[Dataset entries]
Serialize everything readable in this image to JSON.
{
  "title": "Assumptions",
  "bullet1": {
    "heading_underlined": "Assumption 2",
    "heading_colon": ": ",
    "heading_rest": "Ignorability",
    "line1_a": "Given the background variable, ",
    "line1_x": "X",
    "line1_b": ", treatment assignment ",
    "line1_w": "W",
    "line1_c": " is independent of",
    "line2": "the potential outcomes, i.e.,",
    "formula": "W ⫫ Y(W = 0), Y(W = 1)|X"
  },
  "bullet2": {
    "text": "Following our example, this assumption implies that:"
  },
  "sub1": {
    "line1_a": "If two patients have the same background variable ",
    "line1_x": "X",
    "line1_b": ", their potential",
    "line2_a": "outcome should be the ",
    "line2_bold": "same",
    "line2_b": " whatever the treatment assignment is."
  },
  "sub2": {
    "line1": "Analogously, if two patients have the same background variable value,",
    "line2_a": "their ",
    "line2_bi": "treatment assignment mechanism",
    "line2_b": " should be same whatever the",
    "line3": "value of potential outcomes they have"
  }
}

■ **Aim of the task**:
Could each line above be retyped exactly?

■ **Written solution**:
Serialize everything readable in this image to JSON.
{
  "title": "Assumptions",
  "bullet1": {
    "heading_underlined": "Assumption 2",
    "heading_colon": ": ",
    "heading_rest": "Ignorability",
    "line1_a": "Given the background variable, ",
    "line1_x": "X",
    "line1_b": ", treatment assignment ",
    "line1_w": "W",
    "line1_c": " is independent of",
    "line2": "the potential outcomes, i.e.,",
    "formula": "W ⫫ Y(W = 0), Y(W = 1)|X"
  },
  "bullet2": {
    "text": "Following our example, this assumption implies that:"
  },
  "sub1": {
    "line1_a": "If two patients have the same background variable ",
    "line1_x": "X",
    "line1_b": ", their potential",
    "line2_a": "outcome should be the ",
    "line2_bold": "same",
    "line2_b": " whatever the treatment assignment is."
  },
  "sub2": {
    "line1": "Analogously, if two patients have the same background variable value,",
    "line2_a": "their ",
    "line2_bi": "treatment assignment mechanism",
    "line2_b": " should be same whatever the",
    "line3": "value of potential outcomes they have"
  }
}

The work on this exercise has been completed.